- **WHAT THE EXERCISE ASKS**
Scan the data. Collect each line that contains the word "académica".

- **SOURCE MATERIAL**
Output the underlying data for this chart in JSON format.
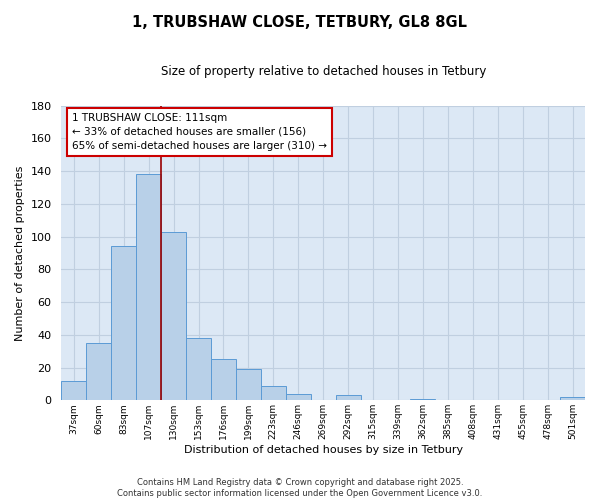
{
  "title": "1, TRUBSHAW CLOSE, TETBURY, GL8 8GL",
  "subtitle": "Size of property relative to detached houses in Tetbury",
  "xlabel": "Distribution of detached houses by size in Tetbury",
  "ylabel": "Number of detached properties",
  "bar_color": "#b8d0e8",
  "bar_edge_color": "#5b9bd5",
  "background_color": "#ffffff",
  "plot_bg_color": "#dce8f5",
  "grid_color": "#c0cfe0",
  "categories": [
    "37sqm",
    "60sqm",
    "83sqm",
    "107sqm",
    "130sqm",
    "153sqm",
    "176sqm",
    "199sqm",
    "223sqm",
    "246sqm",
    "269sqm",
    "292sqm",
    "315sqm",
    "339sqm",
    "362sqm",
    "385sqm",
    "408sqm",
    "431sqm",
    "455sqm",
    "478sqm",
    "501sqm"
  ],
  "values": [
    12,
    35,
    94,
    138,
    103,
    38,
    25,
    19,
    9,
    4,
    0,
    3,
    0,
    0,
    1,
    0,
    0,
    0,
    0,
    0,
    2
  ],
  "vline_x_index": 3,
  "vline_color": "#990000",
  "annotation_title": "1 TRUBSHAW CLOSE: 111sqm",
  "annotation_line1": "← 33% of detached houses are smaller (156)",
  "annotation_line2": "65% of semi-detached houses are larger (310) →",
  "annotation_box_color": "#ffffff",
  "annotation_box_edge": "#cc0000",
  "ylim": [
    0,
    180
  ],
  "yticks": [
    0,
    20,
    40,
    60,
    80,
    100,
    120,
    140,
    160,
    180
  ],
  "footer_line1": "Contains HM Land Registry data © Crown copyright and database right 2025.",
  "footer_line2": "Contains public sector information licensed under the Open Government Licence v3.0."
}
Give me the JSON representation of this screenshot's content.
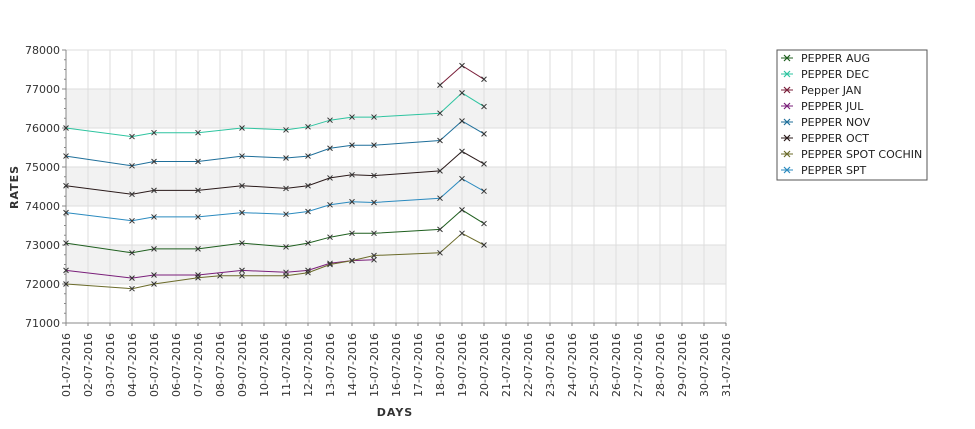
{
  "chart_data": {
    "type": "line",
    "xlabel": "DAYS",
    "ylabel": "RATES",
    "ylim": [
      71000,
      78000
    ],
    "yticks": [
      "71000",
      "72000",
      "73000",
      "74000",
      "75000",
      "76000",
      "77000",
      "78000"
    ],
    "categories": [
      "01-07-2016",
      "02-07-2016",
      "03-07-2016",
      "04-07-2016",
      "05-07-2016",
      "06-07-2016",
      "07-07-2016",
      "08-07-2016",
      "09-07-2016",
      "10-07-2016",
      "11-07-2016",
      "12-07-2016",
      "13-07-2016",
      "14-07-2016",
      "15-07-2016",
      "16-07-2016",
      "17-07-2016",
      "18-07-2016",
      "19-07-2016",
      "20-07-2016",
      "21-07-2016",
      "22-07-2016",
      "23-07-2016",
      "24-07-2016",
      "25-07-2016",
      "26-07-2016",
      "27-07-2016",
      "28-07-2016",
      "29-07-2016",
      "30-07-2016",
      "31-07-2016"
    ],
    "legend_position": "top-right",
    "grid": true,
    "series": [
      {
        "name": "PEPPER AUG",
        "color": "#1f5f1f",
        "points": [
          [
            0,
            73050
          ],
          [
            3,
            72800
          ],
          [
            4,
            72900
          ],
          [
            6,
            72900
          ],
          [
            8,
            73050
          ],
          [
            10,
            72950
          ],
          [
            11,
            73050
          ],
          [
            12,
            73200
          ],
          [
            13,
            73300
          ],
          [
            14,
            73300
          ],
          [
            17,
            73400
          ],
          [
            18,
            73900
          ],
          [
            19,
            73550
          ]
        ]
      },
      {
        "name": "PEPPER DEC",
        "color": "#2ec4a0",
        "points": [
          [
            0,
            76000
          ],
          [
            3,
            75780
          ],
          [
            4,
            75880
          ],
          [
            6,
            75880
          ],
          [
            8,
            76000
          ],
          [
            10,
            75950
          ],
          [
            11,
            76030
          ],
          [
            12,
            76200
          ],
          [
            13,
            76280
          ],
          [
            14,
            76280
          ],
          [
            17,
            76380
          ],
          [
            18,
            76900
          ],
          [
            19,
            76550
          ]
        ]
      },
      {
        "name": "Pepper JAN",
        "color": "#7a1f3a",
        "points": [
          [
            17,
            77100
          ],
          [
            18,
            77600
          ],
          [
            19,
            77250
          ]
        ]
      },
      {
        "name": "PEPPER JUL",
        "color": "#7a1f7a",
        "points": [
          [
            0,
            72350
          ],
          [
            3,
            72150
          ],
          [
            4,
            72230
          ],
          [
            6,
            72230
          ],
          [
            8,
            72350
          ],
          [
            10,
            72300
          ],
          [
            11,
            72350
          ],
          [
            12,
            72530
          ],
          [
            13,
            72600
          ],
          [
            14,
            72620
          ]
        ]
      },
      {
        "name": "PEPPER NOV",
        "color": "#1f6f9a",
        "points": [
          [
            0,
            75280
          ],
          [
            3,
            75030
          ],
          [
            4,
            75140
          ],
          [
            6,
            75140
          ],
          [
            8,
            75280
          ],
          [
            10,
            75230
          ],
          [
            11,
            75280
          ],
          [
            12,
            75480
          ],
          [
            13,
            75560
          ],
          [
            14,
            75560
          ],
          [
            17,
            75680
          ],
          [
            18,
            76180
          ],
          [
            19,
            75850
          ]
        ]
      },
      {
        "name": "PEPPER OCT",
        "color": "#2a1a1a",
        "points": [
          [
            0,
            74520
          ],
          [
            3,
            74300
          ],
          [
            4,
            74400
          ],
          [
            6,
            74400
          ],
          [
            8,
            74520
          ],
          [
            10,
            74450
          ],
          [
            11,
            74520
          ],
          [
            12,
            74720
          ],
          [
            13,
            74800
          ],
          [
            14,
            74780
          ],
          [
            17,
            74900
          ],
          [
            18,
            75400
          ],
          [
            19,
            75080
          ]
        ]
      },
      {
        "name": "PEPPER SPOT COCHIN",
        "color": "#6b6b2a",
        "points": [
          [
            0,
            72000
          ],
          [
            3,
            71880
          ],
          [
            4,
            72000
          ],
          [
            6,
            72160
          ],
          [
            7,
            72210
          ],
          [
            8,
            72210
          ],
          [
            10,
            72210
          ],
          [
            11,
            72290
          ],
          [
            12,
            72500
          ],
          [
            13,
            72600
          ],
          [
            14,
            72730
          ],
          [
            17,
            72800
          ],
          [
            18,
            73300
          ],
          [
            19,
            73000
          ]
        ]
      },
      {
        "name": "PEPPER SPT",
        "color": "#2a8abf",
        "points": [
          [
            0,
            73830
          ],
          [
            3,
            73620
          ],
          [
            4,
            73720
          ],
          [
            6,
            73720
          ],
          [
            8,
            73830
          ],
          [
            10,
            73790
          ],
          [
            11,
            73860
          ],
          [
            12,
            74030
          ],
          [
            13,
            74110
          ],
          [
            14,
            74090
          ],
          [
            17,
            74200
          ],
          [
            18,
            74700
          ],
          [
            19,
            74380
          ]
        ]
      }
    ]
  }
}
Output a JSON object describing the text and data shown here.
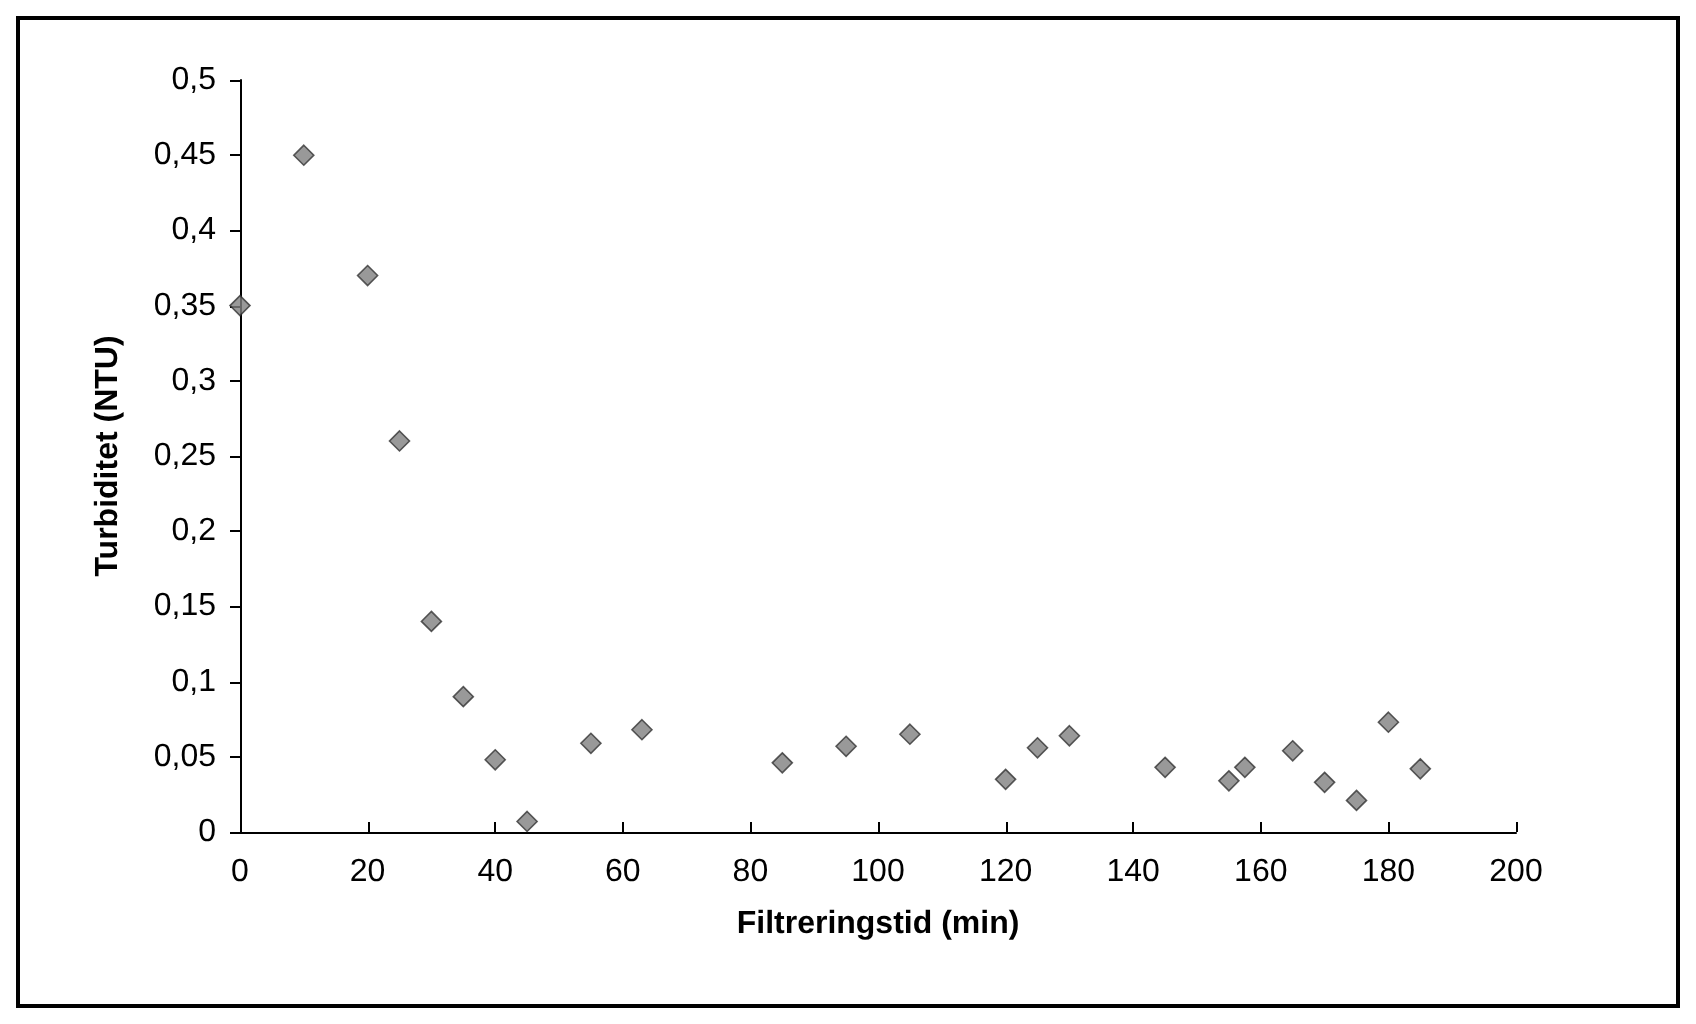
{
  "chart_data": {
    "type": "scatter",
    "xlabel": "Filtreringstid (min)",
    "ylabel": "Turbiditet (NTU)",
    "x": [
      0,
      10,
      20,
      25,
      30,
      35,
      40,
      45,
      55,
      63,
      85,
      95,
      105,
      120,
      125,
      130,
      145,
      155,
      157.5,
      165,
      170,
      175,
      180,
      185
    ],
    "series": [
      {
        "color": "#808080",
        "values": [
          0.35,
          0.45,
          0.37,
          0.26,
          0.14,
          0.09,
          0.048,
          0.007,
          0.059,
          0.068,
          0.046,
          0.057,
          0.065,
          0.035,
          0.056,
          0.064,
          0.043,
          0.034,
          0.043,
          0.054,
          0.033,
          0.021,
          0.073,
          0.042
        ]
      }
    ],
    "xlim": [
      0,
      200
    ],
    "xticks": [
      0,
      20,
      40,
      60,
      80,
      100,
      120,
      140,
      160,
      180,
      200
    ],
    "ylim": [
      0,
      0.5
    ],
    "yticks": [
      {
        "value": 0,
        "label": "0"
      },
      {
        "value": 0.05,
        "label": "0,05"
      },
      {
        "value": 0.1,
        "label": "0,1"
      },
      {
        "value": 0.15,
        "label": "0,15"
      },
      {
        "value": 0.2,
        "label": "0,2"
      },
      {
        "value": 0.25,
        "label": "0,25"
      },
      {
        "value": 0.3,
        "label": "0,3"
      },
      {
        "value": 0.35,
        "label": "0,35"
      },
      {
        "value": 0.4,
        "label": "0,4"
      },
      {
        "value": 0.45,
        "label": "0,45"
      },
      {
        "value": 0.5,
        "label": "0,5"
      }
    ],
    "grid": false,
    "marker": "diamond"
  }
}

...

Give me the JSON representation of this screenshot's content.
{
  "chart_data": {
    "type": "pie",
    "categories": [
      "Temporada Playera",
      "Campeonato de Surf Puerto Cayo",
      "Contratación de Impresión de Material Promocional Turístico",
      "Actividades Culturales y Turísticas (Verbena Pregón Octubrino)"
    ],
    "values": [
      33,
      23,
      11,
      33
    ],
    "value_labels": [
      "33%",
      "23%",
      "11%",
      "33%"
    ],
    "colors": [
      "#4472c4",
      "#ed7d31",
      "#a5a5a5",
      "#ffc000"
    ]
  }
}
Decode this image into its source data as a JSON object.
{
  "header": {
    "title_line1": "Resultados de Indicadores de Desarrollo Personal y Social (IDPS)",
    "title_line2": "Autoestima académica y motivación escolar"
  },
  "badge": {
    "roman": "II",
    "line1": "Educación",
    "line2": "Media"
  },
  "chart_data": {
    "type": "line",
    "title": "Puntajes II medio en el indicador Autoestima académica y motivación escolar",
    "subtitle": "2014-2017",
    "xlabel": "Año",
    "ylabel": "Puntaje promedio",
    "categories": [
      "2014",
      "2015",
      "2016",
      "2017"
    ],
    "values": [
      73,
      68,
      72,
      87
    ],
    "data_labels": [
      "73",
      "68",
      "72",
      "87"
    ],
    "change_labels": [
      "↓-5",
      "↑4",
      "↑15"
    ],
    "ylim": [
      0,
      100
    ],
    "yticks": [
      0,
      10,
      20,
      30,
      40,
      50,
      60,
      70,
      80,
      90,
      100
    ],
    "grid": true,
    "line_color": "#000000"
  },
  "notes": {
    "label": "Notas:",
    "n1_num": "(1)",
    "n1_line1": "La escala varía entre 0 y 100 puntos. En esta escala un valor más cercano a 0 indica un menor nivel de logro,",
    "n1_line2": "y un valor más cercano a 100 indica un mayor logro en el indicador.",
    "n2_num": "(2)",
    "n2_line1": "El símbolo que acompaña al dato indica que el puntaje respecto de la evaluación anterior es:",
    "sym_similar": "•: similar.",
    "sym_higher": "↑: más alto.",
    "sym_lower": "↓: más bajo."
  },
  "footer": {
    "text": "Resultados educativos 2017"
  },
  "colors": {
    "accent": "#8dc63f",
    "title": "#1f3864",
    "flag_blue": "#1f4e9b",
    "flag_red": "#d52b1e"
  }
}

- **FULL OUTPUT**
    "title_line2": "Autoestima académica y motivación escolar"
    "title": "Puntajes II medio en el indicador Autoestima académica y motivación escolar",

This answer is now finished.